■ **EXERCISE DETAILS**
Restate the records below word for word.

■ **SUPPLIED MATERIAL**
(begin)
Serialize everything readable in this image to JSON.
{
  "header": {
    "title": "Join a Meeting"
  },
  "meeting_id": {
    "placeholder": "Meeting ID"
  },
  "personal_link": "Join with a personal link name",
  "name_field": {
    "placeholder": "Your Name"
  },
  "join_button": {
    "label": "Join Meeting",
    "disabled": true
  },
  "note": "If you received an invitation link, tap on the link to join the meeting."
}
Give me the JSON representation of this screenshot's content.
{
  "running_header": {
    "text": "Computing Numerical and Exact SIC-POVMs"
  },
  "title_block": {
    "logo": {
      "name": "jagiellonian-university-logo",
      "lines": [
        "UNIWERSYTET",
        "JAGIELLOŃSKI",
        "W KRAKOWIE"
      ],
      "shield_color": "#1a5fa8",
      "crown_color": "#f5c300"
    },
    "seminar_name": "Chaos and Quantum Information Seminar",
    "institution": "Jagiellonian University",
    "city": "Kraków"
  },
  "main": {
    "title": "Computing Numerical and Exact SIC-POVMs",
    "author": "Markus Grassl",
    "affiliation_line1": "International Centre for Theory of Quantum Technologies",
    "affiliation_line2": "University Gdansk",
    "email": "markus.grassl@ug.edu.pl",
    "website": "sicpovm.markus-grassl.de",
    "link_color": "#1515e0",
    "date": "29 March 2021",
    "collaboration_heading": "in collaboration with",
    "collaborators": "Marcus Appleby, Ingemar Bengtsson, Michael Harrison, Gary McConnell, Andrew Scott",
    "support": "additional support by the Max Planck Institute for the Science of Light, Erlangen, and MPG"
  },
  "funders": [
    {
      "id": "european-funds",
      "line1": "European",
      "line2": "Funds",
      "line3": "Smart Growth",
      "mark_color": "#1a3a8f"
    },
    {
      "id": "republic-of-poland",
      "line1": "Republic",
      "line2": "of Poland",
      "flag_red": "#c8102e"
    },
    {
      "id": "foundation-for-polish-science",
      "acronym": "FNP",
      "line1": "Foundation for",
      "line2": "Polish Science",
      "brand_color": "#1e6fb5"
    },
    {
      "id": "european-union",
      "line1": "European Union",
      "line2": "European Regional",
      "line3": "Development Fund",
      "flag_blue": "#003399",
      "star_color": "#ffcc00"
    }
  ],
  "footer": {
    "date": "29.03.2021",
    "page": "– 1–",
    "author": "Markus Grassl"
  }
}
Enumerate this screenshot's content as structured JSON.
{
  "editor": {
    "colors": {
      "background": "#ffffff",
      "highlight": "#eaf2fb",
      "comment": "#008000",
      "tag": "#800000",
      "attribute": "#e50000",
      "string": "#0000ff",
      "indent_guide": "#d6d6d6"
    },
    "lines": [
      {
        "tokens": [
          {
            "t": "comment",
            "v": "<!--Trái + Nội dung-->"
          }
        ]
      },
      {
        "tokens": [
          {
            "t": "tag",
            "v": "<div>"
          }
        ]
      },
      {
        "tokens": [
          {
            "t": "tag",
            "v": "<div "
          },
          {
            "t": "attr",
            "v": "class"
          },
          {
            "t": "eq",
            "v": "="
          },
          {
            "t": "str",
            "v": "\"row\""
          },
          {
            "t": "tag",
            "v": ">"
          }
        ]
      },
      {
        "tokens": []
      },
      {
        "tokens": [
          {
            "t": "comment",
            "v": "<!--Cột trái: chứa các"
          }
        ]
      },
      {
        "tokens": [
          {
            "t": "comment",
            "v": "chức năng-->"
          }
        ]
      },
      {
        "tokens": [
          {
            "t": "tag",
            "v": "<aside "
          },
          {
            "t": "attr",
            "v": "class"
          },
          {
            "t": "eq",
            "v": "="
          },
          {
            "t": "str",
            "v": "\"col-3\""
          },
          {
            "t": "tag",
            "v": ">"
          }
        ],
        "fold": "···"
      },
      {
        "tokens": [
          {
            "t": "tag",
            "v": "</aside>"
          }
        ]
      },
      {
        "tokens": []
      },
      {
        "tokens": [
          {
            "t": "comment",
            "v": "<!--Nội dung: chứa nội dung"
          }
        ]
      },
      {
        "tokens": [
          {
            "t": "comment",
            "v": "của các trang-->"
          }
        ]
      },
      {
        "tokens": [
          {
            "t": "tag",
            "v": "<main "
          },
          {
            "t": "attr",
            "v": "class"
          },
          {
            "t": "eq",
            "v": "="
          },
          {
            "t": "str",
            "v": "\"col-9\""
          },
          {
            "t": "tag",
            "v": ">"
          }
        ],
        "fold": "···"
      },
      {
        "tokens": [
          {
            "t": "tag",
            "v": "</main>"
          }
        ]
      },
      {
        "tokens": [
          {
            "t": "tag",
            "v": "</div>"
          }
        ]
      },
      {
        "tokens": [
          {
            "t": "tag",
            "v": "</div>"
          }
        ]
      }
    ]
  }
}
(end)
■ **TASK ANSWER**
Serialize everything readable in this image to JSON.
{
  "header": {
    "title": "Join a Meeting"
  },
  "meeting_id": {
    "placeholder": "Meeting ID"
  },
  "personal_link": "Join with a personal link name",
  "name_field": {
    "placeholder": "Your Name"
  },
  "join_button": {
    "label": "Join Meeting",
    "disabled": true
  },
  "note": "If you received an invitation link, tap on the link to join the meeting."
}
Give me the JSON representation of this screenshot's content.
{
  "running_header": {
    "text": "Computing Numerical and Exact SIC-POVMs"
  },
  "title_block": {
    "logo": {
      "name": "jagiellonian-university-logo",
      "lines": [
        "UNIWERSYTET",
        "JAGIELLOŃSKI",
        "W KRAKOWIE"
      ],
      "shield_color": "#1a5fa8",
      "crown_color": "#f5c300"
    },
    "seminar_name": "Chaos and Quantum Information Seminar",
    "institution": "Jagiellonian University",
    "city": "Kraków"
  },
  "main": {
    "title": "Computing Numerical and Exact SIC-POVMs",
    "author": "Markus Grassl",
    "affiliation_line1": "International Centre for Theory of Quantum Technologies",
    "affiliation_line2": "University Gdansk",
    "email": "markus.grassl@ug.edu.pl",
    "website": "sicpovm.markus-grassl.de",
    "link_color": "#1515e0",
    "date": "29 March 2021",
    "collaboration_heading": "in collaboration with",
    "collaborators": "Marcus Appleby, Ingemar Bengtsson, Michael Harrison, Gary McConnell, Andrew Scott",
    "support": "additional support by the Max Planck Institute for the Science of Light, Erlangen, and MPG"
  },
  "funders": [
    {
      "id": "european-funds",
      "line1": "European",
      "line2": "Funds",
      "line3": "Smart Growth",
      "mark_color": "#1a3a8f"
    },
    {
      "id": "republic-of-poland",
      "line1": "Republic",
      "line2": "of Poland",
      "flag_red": "#c8102e"
    },
    {
      "id": "foundation-for-polish-science",
      "acronym": "FNP",
      "line1": "Foundation for",
      "line2": "Polish Science",
      "brand_color": "#1e6fb5"
    },
    {
      "id": "european-union",
      "line1": "European Union",
      "line2": "European Regional",
      "line3": "Development Fund",
      "flag_blue": "#003399",
      "star_color": "#ffcc00"
    }
  ],
  "footer": {
    "date": "29.03.2021",
    "page": "– 1–",
    "author": "Markus Grassl"
  }
}
Enumerate this screenshot's content as structured JSON.
{
  "editor": {
    "colors": {
      "background": "#ffffff",
      "highlight": "#eaf2fb",
      "comment": "#008000",
      "tag": "#800000",
      "attribute": "#e50000",
      "string": "#0000ff",
      "indent_guide": "#d6d6d6"
    },
    "lines": [
      {
        "tokens": [
          {
            "t": "comment",
            "v": "<!--Trái + Nội dung-->"
          }
        ]
      },
      {
        "tokens": [
          {
            "t": "tag",
            "v": "<div>"
          }
        ]
      },
      {
        "tokens": [
          {
            "t": "tag",
            "v": "<div "
          },
          {
            "t": "attr",
            "v": "class"
          },
          {
            "t": "eq",
            "v": "="
          },
          {
            "t": "str",
            "v": "\"row\""
          },
          {
            "t": "tag",
            "v": ">"
          }
        ]
      },
      {
        "tokens": []
      },
      {
        "tokens": [
          {
            "t": "comment",
            "v": "<!--Cột trái: chứa các"
          }
        ]
      },
      {
        "tokens": [
          {
            "t": "comment",
            "v": "chức năng-->"
          }
        ]
      },
      {
        "tokens": [
          {
            "t": "tag",
            "v": "<aside "
          },
          {
            "t": "attr",
            "v": "class"
          },
          {
            "t": "eq",
            "v": "="
          },
          {
            "t": "str",
            "v": "\"col-3\""
          },
          {
            "t": "tag",
            "v": ">"
          }
        ],
        "fold": "···"
      },
      {
        "tokens": [
          {
            "t": "tag",
            "v": "</aside>"
          }
        ]
      },
      {
        "tokens": []
      },
      {
        "tokens": [
          {
            "t": "comment",
            "v": "<!--Nội dung: chứa nội dung"
          }
        ]
      },
      {
        "tokens": [
          {
            "t": "comment",
            "v": "của các trang-->"
          }
        ]
      },
      {
        "tokens": [
          {
            "t": "tag",
            "v": "<main "
          },
          {
            "t": "attr",
            "v": "class"
          },
          {
            "t": "eq",
            "v": "="
          },
          {
            "t": "str",
            "v": "\"col-9\""
          },
          {
            "t": "tag",
            "v": ">"
          }
        ],
        "fold": "···"
      },
      {
        "tokens": [
          {
            "t": "tag",
            "v": "</main>"
          }
        ]
      },
      {
        "tokens": [
          {
            "t": "tag",
            "v": "</div>"
          }
        ]
      },
      {
        "tokens": [
          {
            "t": "tag",
            "v": "</div>"
          }
        ]
      }
    ]
  }
}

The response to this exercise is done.